CHALLENGE:
Of all the lines in the data below, how many contain "name"? Report that number alone.

** start of SUPPLIED RECORDS **

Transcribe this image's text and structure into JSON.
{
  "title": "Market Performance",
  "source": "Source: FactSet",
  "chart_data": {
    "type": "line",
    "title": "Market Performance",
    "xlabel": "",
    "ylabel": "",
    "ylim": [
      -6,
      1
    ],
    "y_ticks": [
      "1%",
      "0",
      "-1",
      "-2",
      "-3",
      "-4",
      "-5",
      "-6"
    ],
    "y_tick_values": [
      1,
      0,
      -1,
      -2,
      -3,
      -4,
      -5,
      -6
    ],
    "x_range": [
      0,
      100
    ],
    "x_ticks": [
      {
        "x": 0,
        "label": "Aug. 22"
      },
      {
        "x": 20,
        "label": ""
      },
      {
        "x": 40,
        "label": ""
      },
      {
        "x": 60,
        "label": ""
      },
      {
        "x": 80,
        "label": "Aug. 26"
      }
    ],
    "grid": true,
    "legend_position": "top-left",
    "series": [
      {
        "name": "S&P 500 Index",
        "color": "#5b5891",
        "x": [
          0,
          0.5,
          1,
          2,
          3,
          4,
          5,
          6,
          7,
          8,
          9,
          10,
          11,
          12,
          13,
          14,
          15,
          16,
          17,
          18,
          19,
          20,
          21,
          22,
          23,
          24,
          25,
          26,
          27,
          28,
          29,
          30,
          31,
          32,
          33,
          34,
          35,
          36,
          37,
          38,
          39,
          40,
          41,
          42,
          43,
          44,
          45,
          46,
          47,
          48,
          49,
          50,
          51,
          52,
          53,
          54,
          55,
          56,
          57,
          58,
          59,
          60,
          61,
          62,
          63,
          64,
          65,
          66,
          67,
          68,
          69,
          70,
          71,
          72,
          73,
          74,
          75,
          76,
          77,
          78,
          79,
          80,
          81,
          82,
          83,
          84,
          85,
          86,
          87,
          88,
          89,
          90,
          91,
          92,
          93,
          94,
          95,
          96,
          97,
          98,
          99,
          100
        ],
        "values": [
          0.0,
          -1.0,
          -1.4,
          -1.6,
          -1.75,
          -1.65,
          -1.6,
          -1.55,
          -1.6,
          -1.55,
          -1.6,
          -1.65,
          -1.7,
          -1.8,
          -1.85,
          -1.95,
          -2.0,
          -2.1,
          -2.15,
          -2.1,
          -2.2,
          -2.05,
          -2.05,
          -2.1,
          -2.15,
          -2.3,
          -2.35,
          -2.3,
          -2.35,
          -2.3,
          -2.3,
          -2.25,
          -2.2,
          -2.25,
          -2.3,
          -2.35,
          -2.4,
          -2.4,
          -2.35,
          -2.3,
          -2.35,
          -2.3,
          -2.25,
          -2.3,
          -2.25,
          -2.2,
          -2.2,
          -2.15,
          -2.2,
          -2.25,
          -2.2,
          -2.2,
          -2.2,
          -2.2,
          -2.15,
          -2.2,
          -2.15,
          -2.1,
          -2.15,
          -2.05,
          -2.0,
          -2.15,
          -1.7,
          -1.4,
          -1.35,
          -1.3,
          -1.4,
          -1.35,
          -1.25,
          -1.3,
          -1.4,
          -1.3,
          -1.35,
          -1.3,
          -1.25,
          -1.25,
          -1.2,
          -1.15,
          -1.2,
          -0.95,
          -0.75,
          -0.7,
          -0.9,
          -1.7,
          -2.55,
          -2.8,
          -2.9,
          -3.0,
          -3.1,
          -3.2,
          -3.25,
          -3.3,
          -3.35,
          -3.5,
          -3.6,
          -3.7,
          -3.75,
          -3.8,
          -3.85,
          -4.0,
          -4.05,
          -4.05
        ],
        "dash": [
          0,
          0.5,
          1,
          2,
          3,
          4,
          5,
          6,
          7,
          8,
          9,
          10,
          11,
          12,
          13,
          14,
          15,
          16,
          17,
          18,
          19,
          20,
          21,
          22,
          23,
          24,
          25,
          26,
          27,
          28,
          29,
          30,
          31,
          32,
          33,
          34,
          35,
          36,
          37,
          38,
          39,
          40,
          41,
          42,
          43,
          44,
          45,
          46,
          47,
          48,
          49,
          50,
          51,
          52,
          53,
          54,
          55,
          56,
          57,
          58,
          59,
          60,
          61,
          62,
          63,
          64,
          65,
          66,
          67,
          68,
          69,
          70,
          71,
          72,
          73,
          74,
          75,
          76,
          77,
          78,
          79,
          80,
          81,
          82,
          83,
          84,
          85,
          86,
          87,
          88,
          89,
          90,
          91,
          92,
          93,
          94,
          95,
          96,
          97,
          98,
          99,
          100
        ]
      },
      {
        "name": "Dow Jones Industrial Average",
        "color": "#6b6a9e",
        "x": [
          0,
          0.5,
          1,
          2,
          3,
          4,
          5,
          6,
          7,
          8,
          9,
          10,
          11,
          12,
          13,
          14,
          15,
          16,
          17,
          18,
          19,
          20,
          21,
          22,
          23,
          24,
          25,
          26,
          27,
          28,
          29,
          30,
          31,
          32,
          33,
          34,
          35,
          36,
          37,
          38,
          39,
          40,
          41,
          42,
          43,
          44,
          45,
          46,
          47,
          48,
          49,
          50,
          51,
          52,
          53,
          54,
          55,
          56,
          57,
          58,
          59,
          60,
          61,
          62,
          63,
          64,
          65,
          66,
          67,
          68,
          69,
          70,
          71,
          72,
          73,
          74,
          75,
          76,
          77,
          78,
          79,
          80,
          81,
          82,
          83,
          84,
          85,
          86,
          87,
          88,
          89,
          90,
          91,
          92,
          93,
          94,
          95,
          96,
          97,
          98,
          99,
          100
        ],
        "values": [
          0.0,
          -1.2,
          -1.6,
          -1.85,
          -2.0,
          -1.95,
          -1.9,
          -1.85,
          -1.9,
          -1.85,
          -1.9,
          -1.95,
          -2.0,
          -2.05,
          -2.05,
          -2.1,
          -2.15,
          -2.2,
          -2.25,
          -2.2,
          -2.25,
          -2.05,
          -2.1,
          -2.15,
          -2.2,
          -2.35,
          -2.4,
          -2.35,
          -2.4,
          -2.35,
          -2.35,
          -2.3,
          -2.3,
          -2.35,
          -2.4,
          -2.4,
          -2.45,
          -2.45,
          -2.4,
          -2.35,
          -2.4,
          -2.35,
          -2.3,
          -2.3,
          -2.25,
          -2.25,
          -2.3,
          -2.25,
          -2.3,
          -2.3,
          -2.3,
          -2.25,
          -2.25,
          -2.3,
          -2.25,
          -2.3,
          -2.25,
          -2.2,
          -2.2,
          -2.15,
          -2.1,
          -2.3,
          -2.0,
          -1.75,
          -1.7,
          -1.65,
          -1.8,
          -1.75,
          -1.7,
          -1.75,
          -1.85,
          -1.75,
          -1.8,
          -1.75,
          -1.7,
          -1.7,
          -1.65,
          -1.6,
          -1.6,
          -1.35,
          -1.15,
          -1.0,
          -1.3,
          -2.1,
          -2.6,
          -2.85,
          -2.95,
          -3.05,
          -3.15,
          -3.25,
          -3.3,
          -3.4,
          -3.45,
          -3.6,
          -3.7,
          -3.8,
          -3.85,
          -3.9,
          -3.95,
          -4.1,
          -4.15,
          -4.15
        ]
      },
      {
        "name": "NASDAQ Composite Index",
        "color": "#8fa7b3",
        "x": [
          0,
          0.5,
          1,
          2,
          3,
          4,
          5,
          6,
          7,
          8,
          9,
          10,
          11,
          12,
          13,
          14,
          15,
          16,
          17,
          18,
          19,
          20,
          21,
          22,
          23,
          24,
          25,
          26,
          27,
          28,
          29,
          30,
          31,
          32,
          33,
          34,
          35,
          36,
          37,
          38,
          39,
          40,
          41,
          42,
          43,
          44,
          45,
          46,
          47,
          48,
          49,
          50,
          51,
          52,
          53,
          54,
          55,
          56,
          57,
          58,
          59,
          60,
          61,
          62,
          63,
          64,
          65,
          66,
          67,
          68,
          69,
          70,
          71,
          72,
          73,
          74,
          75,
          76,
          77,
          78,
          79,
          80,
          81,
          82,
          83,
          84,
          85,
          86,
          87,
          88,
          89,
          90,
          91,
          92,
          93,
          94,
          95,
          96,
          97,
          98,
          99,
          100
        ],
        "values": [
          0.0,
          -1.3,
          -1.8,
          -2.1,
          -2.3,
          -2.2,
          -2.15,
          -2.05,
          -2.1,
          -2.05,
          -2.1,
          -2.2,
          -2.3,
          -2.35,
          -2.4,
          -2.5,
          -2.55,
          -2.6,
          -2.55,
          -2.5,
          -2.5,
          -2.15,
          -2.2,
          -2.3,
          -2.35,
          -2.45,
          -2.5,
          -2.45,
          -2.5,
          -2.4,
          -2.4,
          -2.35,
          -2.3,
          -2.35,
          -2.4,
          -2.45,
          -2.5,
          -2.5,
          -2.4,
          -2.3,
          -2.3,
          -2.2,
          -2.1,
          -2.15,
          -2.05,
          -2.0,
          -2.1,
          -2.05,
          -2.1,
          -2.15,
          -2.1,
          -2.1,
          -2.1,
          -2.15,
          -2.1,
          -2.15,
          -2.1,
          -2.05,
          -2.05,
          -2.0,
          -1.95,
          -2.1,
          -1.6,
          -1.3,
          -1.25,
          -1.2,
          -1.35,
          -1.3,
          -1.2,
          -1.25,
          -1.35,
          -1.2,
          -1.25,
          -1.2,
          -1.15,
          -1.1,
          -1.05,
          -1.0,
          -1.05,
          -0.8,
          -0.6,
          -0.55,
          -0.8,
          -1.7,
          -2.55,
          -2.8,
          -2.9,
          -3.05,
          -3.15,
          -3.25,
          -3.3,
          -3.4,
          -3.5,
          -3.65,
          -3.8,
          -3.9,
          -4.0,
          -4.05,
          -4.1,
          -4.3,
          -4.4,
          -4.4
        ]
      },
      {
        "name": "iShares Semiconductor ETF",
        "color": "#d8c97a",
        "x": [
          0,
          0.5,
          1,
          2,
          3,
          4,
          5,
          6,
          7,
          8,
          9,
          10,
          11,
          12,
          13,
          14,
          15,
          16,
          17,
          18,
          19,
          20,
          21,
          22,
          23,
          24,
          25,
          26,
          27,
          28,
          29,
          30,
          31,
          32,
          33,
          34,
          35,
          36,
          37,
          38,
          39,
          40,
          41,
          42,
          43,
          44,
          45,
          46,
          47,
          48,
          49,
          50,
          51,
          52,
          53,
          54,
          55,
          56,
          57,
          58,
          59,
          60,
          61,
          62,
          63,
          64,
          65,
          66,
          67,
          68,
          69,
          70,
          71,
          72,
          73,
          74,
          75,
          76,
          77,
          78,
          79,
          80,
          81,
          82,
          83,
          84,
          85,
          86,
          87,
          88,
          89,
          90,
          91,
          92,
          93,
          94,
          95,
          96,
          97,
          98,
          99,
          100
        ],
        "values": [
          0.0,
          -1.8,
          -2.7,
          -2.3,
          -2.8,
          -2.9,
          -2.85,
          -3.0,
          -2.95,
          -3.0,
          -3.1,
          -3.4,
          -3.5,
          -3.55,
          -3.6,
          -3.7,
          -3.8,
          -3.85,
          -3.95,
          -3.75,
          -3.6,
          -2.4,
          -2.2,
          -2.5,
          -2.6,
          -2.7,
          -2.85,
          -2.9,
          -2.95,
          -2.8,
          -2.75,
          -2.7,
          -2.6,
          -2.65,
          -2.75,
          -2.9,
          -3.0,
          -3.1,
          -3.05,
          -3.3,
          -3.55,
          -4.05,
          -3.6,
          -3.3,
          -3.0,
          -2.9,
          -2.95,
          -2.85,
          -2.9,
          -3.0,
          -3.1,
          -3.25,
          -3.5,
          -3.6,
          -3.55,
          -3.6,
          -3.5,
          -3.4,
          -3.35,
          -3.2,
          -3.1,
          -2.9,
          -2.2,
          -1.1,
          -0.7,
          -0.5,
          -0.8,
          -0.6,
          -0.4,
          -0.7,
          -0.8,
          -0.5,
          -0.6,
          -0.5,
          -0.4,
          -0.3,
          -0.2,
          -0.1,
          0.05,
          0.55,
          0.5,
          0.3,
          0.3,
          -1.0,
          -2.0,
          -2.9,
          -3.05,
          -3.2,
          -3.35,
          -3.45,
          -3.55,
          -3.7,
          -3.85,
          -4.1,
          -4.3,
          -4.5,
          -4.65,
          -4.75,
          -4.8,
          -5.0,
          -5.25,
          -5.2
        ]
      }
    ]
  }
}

** end of SUPPLIED RECORDS **

REPLY:
4